(Task description) Pictures do not belong in the copy. Write out exactly the lines from the one containing "Output the text content of this document." through the end of the data.

★ ★ ★

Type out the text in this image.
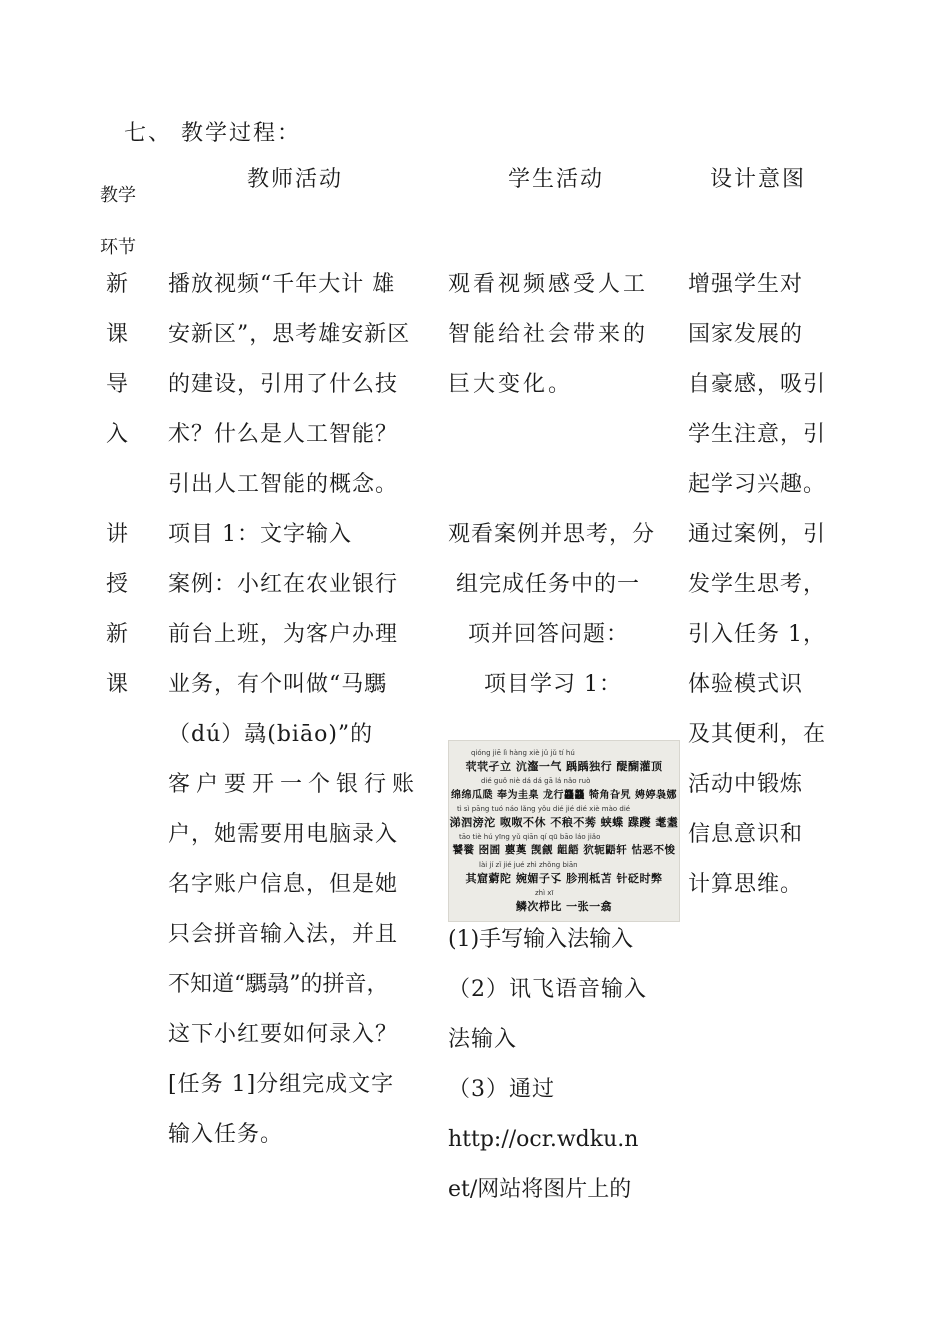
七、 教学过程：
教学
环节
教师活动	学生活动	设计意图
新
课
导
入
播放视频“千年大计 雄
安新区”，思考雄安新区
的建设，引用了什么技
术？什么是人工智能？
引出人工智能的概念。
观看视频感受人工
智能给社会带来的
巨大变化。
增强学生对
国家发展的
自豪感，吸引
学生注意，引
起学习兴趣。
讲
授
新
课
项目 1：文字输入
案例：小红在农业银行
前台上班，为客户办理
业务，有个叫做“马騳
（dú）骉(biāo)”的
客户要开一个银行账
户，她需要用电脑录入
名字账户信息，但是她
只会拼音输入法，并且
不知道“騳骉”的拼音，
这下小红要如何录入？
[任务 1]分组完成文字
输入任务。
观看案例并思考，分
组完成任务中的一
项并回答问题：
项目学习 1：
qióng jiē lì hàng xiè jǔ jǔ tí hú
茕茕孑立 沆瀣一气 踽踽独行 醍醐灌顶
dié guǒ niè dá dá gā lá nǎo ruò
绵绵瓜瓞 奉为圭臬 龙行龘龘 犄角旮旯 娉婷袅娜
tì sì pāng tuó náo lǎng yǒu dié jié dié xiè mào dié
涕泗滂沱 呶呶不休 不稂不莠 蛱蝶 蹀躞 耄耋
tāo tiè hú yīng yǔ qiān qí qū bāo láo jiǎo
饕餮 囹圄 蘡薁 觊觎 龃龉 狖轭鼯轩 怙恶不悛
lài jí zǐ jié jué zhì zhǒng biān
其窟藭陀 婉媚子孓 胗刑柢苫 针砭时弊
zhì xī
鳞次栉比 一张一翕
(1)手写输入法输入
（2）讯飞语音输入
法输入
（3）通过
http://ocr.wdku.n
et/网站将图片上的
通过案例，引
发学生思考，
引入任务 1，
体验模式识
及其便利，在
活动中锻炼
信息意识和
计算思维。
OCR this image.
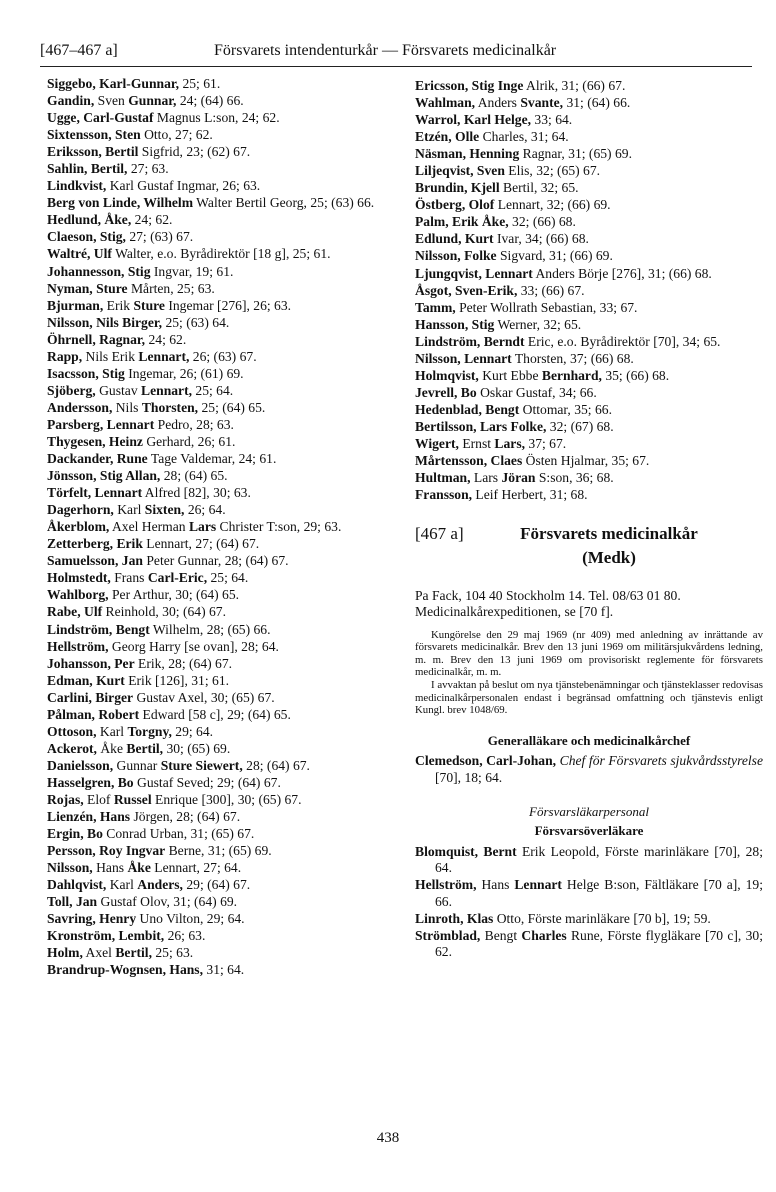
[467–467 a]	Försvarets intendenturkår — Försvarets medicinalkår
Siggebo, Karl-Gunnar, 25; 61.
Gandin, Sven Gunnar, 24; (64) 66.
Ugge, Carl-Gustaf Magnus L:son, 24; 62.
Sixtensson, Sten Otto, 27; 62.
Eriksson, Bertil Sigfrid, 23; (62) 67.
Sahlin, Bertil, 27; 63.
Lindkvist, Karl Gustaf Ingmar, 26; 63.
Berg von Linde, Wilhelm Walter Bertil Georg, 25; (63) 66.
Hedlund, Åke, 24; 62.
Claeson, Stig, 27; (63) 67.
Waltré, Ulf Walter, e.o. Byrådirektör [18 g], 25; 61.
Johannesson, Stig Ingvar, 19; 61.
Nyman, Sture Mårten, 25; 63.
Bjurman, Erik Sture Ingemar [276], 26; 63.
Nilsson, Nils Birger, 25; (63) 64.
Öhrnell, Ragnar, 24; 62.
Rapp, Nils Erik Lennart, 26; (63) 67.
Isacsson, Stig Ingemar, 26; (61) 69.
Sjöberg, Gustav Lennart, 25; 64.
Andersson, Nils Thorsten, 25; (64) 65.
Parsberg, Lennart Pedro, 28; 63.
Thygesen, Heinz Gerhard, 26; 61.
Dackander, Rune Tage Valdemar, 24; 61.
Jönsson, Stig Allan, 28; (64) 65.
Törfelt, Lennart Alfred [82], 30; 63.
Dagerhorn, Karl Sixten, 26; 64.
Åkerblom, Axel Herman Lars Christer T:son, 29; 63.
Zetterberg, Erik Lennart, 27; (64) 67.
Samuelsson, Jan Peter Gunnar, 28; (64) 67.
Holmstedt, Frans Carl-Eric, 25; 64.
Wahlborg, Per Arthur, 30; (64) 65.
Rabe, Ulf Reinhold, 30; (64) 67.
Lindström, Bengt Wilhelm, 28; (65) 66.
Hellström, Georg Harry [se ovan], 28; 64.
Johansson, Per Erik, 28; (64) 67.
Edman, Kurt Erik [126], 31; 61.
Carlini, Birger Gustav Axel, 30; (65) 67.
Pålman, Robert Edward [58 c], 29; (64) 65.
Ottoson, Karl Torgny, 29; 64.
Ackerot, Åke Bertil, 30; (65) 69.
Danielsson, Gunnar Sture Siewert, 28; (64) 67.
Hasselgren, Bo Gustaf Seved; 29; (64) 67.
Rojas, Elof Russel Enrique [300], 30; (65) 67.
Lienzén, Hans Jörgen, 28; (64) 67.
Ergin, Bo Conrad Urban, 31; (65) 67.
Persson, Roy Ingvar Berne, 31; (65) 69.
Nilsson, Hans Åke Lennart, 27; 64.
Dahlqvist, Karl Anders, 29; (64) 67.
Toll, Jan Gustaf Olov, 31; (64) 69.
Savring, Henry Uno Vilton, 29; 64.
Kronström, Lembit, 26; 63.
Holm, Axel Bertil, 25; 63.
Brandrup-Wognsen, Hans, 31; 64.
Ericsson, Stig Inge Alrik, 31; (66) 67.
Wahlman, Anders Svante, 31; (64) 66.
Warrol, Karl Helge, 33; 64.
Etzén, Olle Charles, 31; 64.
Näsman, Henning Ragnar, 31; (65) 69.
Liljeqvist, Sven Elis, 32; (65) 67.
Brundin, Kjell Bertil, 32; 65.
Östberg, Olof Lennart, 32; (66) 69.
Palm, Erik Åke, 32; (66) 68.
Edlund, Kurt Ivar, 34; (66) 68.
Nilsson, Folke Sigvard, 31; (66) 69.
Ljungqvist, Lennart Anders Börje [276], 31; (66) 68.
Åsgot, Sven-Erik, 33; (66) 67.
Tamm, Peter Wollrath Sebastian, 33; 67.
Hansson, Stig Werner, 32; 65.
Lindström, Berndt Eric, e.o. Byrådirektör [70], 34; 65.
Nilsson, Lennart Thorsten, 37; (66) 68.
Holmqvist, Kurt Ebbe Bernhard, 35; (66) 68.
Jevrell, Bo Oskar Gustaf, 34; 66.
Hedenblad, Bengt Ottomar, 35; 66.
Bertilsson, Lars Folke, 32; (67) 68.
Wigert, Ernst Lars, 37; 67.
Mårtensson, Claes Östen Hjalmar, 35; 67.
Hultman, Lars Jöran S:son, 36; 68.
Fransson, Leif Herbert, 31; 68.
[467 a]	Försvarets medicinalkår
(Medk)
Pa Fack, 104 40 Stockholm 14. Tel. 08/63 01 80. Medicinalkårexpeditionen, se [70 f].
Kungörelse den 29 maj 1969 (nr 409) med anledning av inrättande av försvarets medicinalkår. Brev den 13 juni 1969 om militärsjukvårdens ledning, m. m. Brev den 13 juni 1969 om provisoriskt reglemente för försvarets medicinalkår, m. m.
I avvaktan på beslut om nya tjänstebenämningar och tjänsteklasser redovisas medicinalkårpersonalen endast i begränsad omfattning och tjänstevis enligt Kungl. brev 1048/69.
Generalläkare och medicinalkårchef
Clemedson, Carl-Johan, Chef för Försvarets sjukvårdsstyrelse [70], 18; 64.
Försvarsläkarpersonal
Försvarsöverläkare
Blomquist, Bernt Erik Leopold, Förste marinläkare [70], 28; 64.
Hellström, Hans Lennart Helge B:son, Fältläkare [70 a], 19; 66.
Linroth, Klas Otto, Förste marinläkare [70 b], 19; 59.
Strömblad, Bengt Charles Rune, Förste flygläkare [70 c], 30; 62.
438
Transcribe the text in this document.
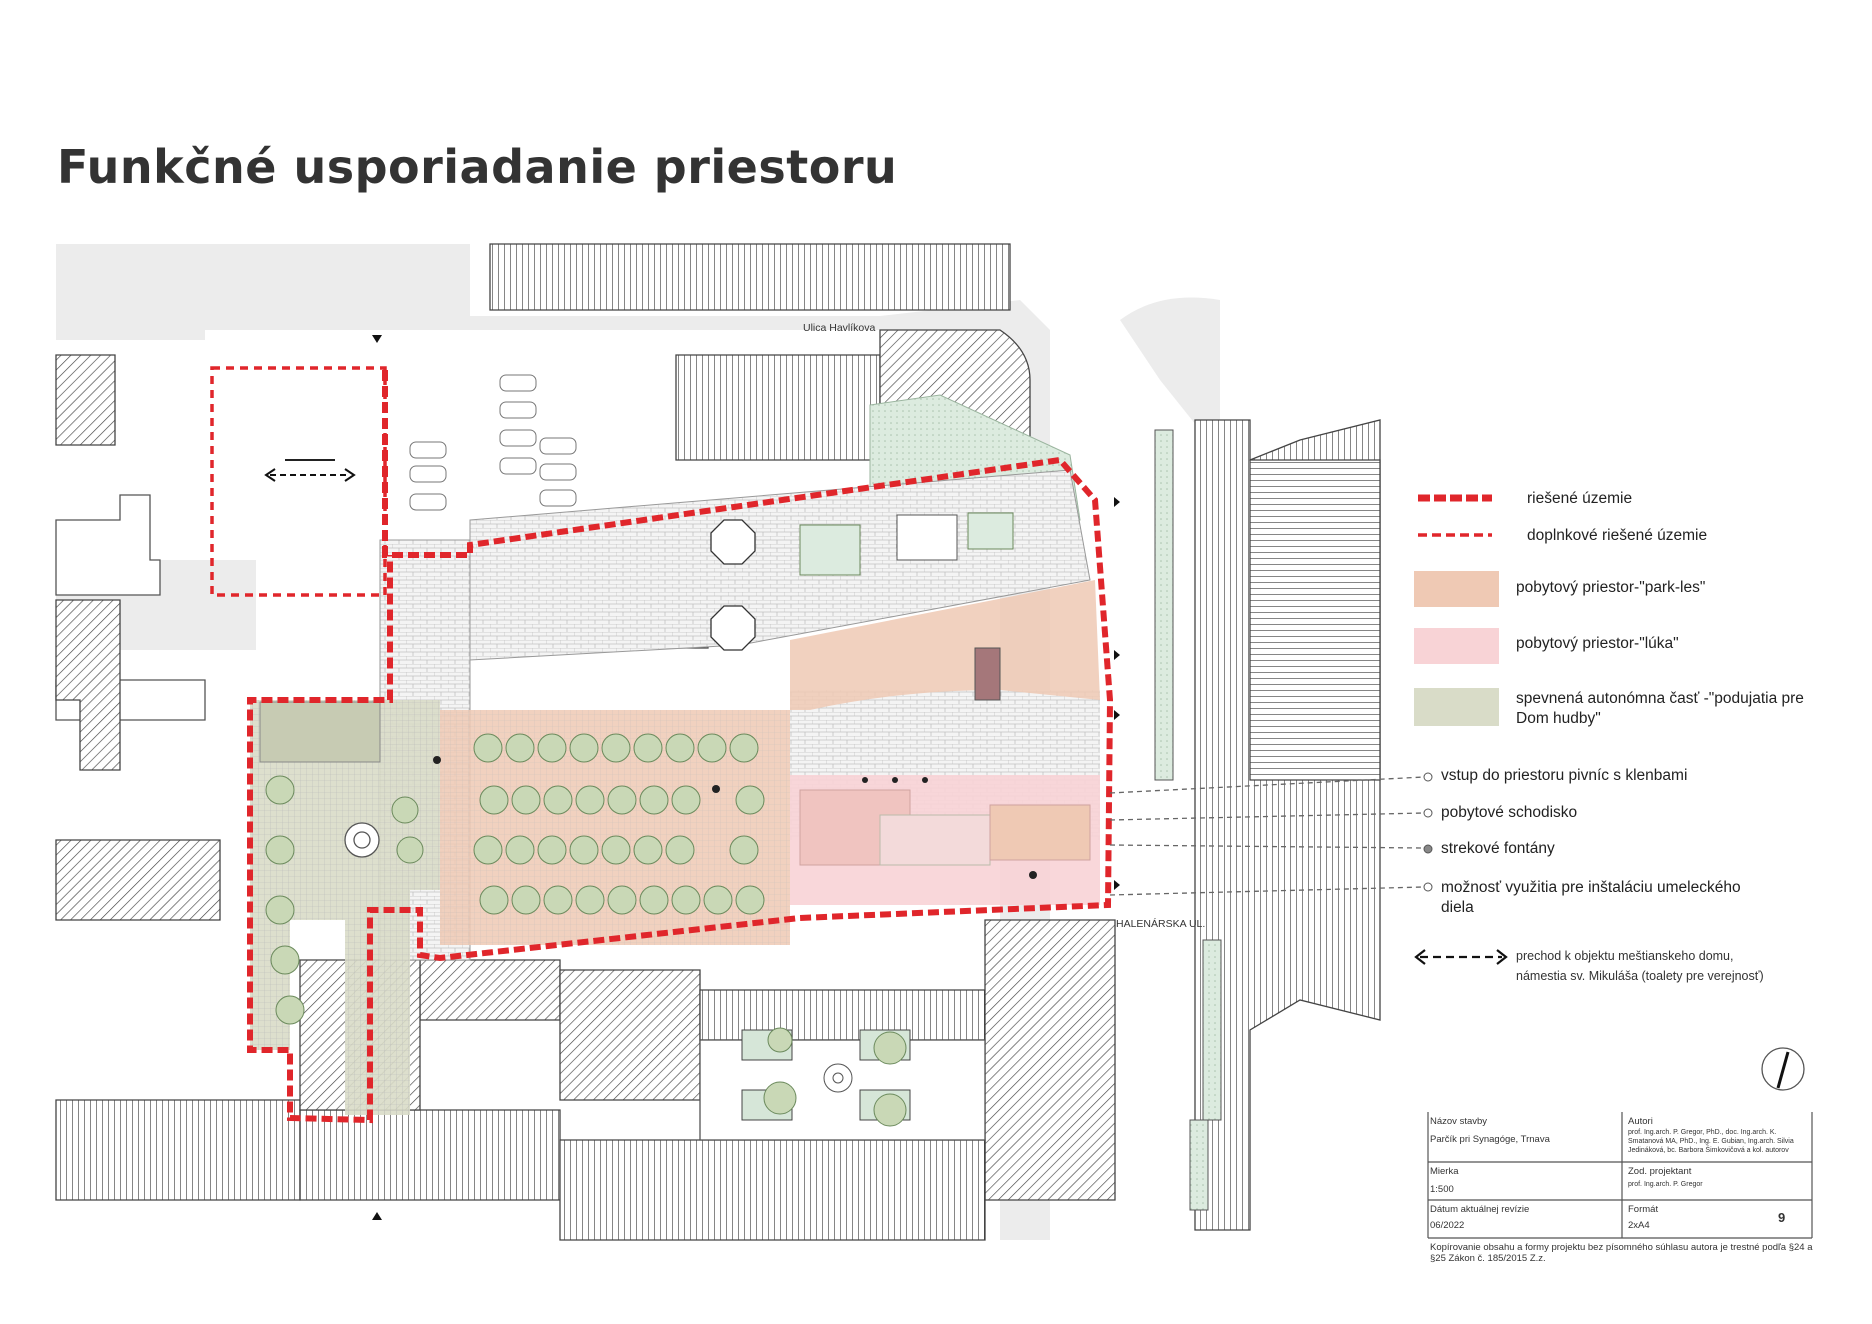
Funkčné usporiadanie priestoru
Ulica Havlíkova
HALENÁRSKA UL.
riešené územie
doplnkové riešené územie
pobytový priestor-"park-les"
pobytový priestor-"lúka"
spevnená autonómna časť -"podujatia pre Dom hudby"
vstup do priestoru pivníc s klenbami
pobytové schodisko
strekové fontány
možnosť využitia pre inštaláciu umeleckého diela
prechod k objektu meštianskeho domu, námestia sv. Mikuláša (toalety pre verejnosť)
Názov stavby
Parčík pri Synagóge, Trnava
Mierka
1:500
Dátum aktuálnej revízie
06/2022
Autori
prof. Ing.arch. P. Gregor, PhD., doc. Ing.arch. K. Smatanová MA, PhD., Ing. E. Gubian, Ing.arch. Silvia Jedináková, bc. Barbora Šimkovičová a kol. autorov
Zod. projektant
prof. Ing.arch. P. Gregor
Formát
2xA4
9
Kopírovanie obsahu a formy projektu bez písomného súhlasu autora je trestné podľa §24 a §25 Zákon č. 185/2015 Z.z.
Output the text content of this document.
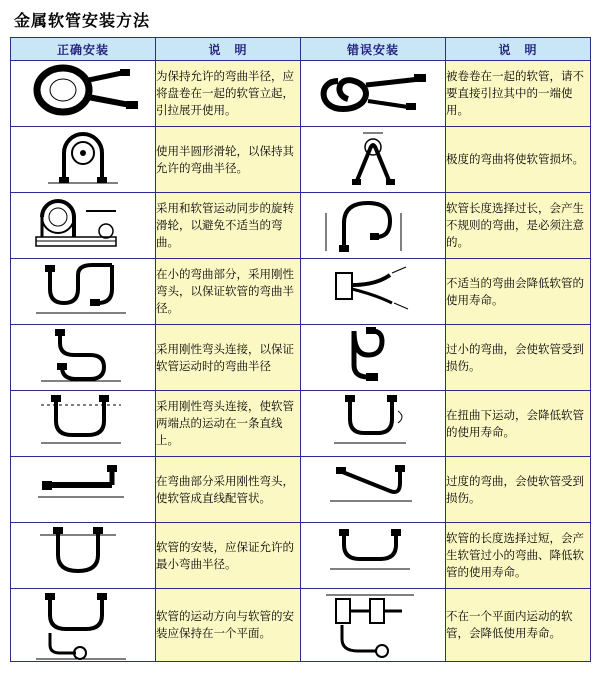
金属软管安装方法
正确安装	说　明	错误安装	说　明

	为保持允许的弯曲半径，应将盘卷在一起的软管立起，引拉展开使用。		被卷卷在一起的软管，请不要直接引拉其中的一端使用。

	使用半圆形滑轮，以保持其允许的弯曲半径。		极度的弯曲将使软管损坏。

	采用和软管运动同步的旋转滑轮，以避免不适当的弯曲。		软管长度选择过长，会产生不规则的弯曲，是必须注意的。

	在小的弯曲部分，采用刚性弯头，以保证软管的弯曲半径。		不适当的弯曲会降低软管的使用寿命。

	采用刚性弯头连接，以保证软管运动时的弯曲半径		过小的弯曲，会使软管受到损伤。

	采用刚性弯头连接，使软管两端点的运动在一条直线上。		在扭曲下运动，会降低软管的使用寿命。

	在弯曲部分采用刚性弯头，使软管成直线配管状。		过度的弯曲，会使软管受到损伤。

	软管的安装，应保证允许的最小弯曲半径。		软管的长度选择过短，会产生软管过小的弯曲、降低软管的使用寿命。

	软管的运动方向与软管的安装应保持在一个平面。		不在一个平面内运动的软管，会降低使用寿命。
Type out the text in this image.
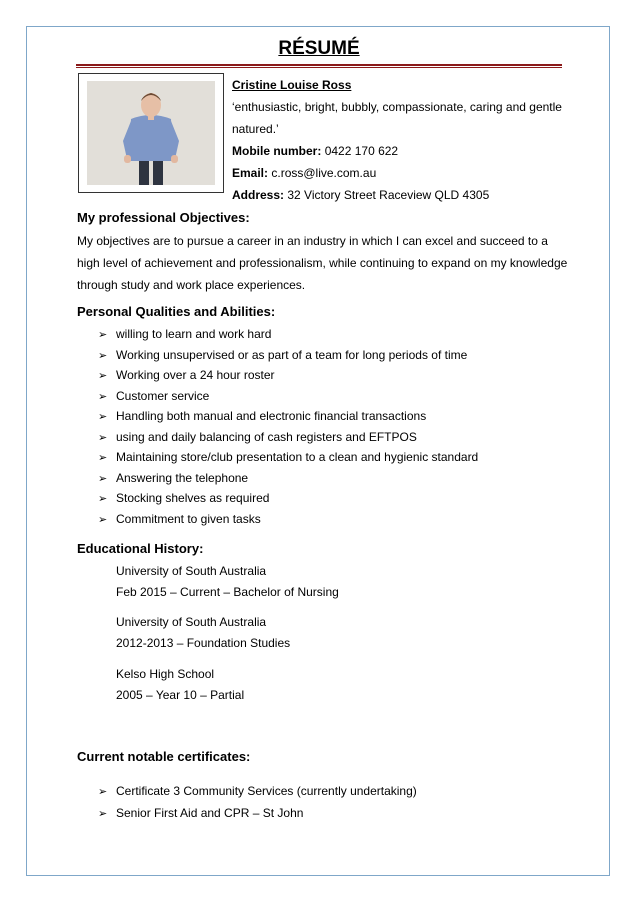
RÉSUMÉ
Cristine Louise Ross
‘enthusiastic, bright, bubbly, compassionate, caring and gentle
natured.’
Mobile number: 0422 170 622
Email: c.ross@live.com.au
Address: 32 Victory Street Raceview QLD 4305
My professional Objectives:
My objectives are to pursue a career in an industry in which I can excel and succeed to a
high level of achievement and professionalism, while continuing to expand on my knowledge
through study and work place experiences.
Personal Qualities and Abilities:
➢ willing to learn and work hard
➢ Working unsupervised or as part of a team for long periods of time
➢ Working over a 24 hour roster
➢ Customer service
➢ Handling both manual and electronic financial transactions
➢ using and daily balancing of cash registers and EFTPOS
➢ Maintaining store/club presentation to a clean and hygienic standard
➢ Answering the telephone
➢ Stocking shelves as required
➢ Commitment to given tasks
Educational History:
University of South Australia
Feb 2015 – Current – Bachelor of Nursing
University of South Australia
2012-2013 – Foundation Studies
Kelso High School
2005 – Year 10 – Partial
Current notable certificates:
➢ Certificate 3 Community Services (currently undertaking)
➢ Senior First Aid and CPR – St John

★ ★ ★

(Task response)
Output the text content of this document.
金属软管安装方法
正确安装	说　明	错误安装	说　明

	为保持允许的弯曲半径，应将盘卷在一起的软管立起，引拉展开使用。		被卷卷在一起的软管，请不要直接引拉其中的一端使用。

	使用半圆形滑轮，以保持其允许的弯曲半径。		极度的弯曲将使软管损坏。

	采用和软管运动同步的旋转滑轮，以避免不适当的弯曲。		软管长度选择过长，会产生不规则的弯曲，是必须注意的。

	在小的弯曲部分，采用刚性弯头，以保证软管的弯曲半径。		不适当的弯曲会降低软管的使用寿命。

	采用刚性弯头连接，以保证软管运动时的弯曲半径		过小的弯曲，会使软管受到损伤。

	采用刚性弯头连接，使软管两端点的运动在一条直线上。		在扭曲下运动，会降低软管的使用寿命。

	在弯曲部分采用刚性弯头，使软管成直线配管状。		过度的弯曲，会使软管受到损伤。

	软管的安装，应保证允许的最小弯曲半径。		软管的长度选择过短，会产生软管过小的弯曲、降低软管的使用寿命。

	软管的运动方向与软管的安装应保持在一个平面。		不在一个平面内运动的软管，会降低使用寿命。
Type out the text in this image.
RÉSUMÉ
Cristine Louise Ross
‘enthusiastic, bright, bubbly, compassionate, caring and gentle
natured.’
Mobile number: 0422 170 622
Email: c.ross@live.com.au
Address: 32 Victory Street Raceview QLD 4305
My professional Objectives:
My objectives are to pursue a career in an industry in which I can excel and succeed to a
high level of achievement and professionalism, while continuing to expand on my knowledge
through study and work place experiences.
Personal Qualities and Abilities:
➢ willing to learn and work hard
➢ Working unsupervised or as part of a team for long periods of time
➢ Working over a 24 hour roster
➢ Customer service
➢ Handling both manual and electronic financial transactions
➢ using and daily balancing of cash registers and EFTPOS
➢ Maintaining store/club presentation to a clean and hygienic standard
➢ Answering the telephone
➢ Stocking shelves as required
➢ Commitment to given tasks
Educational History:
University of South Australia
Feb 2015 – Current – Bachelor of Nursing
University of South Australia
2012-2013 – Foundation Studies
Kelso High School
2005 – Year 10 – Partial
Current notable certificates:
➢ Certificate 3 Community Services (currently undertaking)
➢ Senior First Aid and CPR – St John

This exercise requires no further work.